Start of EXERCISE MATERIALS
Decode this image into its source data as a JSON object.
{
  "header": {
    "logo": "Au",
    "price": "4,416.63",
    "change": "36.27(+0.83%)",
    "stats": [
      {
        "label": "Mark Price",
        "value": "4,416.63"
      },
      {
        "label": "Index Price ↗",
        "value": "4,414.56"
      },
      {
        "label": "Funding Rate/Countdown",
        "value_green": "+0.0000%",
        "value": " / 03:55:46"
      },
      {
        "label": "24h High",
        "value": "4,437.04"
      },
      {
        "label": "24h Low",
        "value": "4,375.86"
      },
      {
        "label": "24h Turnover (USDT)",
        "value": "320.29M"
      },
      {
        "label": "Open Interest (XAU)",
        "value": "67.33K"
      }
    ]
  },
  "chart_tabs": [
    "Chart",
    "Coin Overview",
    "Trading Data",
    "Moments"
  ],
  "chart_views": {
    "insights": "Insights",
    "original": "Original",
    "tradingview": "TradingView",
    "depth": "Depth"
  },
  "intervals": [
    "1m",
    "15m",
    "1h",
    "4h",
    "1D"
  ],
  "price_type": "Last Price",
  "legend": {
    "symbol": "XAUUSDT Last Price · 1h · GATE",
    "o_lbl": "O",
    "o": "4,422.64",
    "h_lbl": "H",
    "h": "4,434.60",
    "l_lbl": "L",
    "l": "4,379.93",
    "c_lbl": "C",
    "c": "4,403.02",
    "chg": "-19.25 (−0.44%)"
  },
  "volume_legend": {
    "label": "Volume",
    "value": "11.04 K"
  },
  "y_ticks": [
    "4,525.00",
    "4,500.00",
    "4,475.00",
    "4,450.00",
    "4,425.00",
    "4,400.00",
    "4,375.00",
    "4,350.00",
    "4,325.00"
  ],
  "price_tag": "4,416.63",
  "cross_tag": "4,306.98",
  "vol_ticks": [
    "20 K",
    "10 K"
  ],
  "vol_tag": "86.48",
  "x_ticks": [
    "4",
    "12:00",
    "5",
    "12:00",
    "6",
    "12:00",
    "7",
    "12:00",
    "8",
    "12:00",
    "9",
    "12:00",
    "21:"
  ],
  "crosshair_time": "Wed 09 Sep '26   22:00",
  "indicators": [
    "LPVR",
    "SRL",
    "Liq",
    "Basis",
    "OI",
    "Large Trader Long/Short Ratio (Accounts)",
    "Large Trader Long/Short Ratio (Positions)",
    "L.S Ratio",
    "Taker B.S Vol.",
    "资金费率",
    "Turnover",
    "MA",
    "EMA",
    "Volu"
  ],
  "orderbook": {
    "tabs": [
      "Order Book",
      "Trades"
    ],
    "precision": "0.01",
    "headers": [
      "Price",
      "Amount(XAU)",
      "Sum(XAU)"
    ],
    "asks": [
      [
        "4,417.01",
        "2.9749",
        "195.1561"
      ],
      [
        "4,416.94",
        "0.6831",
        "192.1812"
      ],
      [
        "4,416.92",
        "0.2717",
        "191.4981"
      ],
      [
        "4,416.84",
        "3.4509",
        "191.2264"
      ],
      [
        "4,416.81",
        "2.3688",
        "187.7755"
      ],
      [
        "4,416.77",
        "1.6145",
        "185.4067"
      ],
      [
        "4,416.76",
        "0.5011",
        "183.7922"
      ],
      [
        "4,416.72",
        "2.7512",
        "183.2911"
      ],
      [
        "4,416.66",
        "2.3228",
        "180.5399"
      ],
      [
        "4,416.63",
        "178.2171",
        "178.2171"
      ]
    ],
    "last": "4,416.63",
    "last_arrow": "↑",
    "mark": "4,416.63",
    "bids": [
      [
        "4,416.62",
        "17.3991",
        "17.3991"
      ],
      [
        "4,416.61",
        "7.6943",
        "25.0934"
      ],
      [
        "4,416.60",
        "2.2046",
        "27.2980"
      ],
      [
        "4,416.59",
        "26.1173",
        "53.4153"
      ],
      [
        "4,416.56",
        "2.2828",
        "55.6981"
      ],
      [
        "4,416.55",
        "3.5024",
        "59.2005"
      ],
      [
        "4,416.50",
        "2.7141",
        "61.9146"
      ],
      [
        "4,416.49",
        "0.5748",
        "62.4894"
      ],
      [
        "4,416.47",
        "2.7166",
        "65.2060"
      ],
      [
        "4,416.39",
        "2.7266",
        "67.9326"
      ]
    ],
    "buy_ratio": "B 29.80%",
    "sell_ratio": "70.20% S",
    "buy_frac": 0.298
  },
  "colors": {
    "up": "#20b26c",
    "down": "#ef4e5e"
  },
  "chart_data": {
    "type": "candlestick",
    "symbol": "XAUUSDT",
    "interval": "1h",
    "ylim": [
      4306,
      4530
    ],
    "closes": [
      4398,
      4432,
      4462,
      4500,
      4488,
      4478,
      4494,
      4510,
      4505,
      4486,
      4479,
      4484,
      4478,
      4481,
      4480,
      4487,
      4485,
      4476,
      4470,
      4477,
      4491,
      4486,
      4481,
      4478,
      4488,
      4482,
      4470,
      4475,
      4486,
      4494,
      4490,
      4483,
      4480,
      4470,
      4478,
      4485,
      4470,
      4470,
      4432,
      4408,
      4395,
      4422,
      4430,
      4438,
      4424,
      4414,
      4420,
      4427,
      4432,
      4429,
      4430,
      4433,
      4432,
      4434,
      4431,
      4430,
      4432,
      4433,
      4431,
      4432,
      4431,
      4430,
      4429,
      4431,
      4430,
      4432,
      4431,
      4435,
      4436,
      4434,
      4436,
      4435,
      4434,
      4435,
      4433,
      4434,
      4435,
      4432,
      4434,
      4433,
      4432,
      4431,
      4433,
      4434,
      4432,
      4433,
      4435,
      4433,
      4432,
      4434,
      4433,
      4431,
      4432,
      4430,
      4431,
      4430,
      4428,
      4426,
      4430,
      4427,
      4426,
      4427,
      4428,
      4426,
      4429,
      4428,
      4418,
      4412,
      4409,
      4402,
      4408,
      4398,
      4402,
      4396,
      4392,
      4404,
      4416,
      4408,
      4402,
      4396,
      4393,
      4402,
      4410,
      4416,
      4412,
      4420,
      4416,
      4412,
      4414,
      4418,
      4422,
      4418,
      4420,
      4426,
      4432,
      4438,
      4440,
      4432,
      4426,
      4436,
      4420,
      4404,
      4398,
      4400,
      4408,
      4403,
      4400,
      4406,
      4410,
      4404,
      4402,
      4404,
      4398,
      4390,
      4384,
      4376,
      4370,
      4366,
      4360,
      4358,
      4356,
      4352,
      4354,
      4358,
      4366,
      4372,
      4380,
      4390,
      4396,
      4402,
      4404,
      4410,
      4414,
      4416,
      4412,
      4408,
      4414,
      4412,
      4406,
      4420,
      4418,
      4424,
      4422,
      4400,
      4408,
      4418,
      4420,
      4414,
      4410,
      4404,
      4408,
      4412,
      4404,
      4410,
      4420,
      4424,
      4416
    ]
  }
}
End of EXERCISE MATERIALS
◆ EXERCISE AIM:
Repeat every record, keeping each word and mark exactly as it is.

◆ COMPLETE RESPONSE:
Decode this image into its source data as a JSON object.
{
  "header": {
    "logo": "Au",
    "price": "4,416.63",
    "change": "36.27(+0.83%)",
    "stats": [
      {
        "label": "Mark Price",
        "value": "4,416.63"
      },
      {
        "label": "Index Price ↗",
        "value": "4,414.56"
      },
      {
        "label": "Funding Rate/Countdown",
        "value_green": "+0.0000%",
        "value": " / 03:55:46"
      },
      {
        "label": "24h High",
        "value": "4,437.04"
      },
      {
        "label": "24h Low",
        "value": "4,375.86"
      },
      {
        "label": "24h Turnover (USDT)",
        "value": "320.29M"
      },
      {
        "label": "Open Interest (XAU)",
        "value": "67.33K"
      }
    ]
  },
  "chart_tabs": [
    "Chart",
    "Coin Overview",
    "Trading Data",
    "Moments"
  ],
  "chart_views": {
    "insights": "Insights",
    "original": "Original",
    "tradingview": "TradingView",
    "depth": "Depth"
  },
  "intervals": [
    "1m",
    "15m",
    "1h",
    "4h",
    "1D"
  ],
  "price_type": "Last Price",
  "legend": {
    "symbol": "XAUUSDT Last Price · 1h · GATE",
    "o_lbl": "O",
    "o": "4,422.64",
    "h_lbl": "H",
    "h": "4,434.60",
    "l_lbl": "L",
    "l": "4,379.93",
    "c_lbl": "C",
    "c": "4,403.02",
    "chg": "-19.25 (−0.44%)"
  },
  "volume_legend": {
    "label": "Volume",
    "value": "11.04 K"
  },
  "y_ticks": [
    "4,525.00",
    "4,500.00",
    "4,475.00",
    "4,450.00",
    "4,425.00",
    "4,400.00",
    "4,375.00",
    "4,350.00",
    "4,325.00"
  ],
  "price_tag": "4,416.63",
  "cross_tag": "4,306.98",
  "vol_ticks": [
    "20 K",
    "10 K"
  ],
  "vol_tag": "86.48",
  "x_ticks": [
    "4",
    "12:00",
    "5",
    "12:00",
    "6",
    "12:00",
    "7",
    "12:00",
    "8",
    "12:00",
    "9",
    "12:00",
    "21:"
  ],
  "crosshair_time": "Wed 09 Sep '26   22:00",
  "indicators": [
    "LPVR",
    "SRL",
    "Liq",
    "Basis",
    "OI",
    "Large Trader Long/Short Ratio (Accounts)",
    "Large Trader Long/Short Ratio (Positions)",
    "L.S Ratio",
    "Taker B.S Vol.",
    "资金费率",
    "Turnover",
    "MA",
    "EMA",
    "Volu"
  ],
  "orderbook": {
    "tabs": [
      "Order Book",
      "Trades"
    ],
    "precision": "0.01",
    "headers": [
      "Price",
      "Amount(XAU)",
      "Sum(XAU)"
    ],
    "asks": [
      [
        "4,417.01",
        "2.9749",
        "195.1561"
      ],
      [
        "4,416.94",
        "0.6831",
        "192.1812"
      ],
      [
        "4,416.92",
        "0.2717",
        "191.4981"
      ],
      [
        "4,416.84",
        "3.4509",
        "191.2264"
      ],
      [
        "4,416.81",
        "2.3688",
        "187.7755"
      ],
      [
        "4,416.77",
        "1.6145",
        "185.4067"
      ],
      [
        "4,416.76",
        "0.5011",
        "183.7922"
      ],
      [
        "4,416.72",
        "2.7512",
        "183.2911"
      ],
      [
        "4,416.66",
        "2.3228",
        "180.5399"
      ],
      [
        "4,416.63",
        "178.2171",
        "178.2171"
      ]
    ],
    "last": "4,416.63",
    "last_arrow": "↑",
    "mark": "4,416.63",
    "bids": [
      [
        "4,416.62",
        "17.3991",
        "17.3991"
      ],
      [
        "4,416.61",
        "7.6943",
        "25.0934"
      ],
      [
        "4,416.60",
        "2.2046",
        "27.2980"
      ],
      [
        "4,416.59",
        "26.1173",
        "53.4153"
      ],
      [
        "4,416.56",
        "2.2828",
        "55.6981"
      ],
      [
        "4,416.55",
        "3.5024",
        "59.2005"
      ],
      [
        "4,416.50",
        "2.7141",
        "61.9146"
      ],
      [
        "4,416.49",
        "0.5748",
        "62.4894"
      ],
      [
        "4,416.47",
        "2.7166",
        "65.2060"
      ],
      [
        "4,416.39",
        "2.7266",
        "67.9326"
      ]
    ],
    "buy_ratio": "B 29.80%",
    "sell_ratio": "70.20% S",
    "buy_frac": 0.298
  },
  "colors": {
    "up": "#20b26c",
    "down": "#ef4e5e"
  },
  "chart_data": {
    "type": "candlestick",
    "symbol": "XAUUSDT",
    "interval": "1h",
    "ylim": [
      4306,
      4530
    ],
    "closes": [
      4398,
      4432,
      4462,
      4500,
      4488,
      4478,
      4494,
      4510,
      4505,
      4486,
      4479,
      4484,
      4478,
      4481,
      4480,
      4487,
      4485,
      4476,
      4470,
      4477,
      4491,
      4486,
      4481,
      4478,
      4488,
      4482,
      4470,
      4475,
      4486,
      4494,
      4490,
      4483,
      4480,
      4470,
      4478,
      4485,
      4470,
      4470,
      4432,
      4408,
      4395,
      4422,
      4430,
      4438,
      4424,
      4414,
      4420,
      4427,
      4432,
      4429,
      4430,
      4433,
      4432,
      4434,
      4431,
      4430,
      4432,
      4433,
      4431,
      4432,
      4431,
      4430,
      4429,
      4431,
      4430,
      4432,
      4431,
      4435,
      4436,
      4434,
      4436,
      4435,
      4434,
      4435,
      4433,
      4434,
      4435,
      4432,
      4434,
      4433,
      4432,
      4431,
      4433,
      4434,
      4432,
      4433,
      4435,
      4433,
      4432,
      4434,
      4433,
      4431,
      4432,
      4430,
      4431,
      4430,
      4428,
      4426,
      4430,
      4427,
      4426,
      4427,
      4428,
      4426,
      4429,
      4428,
      4418,
      4412,
      4409,
      4402,
      4408,
      4398,
      4402,
      4396,
      4392,
      4404,
      4416,
      4408,
      4402,
      4396,
      4393,
      4402,
      4410,
      4416,
      4412,
      4420,
      4416,
      4412,
      4414,
      4418,
      4422,
      4418,
      4420,
      4426,
      4432,
      4438,
      4440,
      4432,
      4426,
      4436,
      4420,
      4404,
      4398,
      4400,
      4408,
      4403,
      4400,
      4406,
      4410,
      4404,
      4402,
      4404,
      4398,
      4390,
      4384,
      4376,
      4370,
      4366,
      4360,
      4358,
      4356,
      4352,
      4354,
      4358,
      4366,
      4372,
      4380,
      4390,
      4396,
      4402,
      4404,
      4410,
      4414,
      4416,
      4412,
      4408,
      4414,
      4412,
      4406,
      4420,
      4418,
      4424,
      4422,
      4400,
      4408,
      4418,
      4420,
      4414,
      4410,
      4404,
      4408,
      4412,
      4404,
      4410,
      4420,
      4424,
      4416
    ]
  }
}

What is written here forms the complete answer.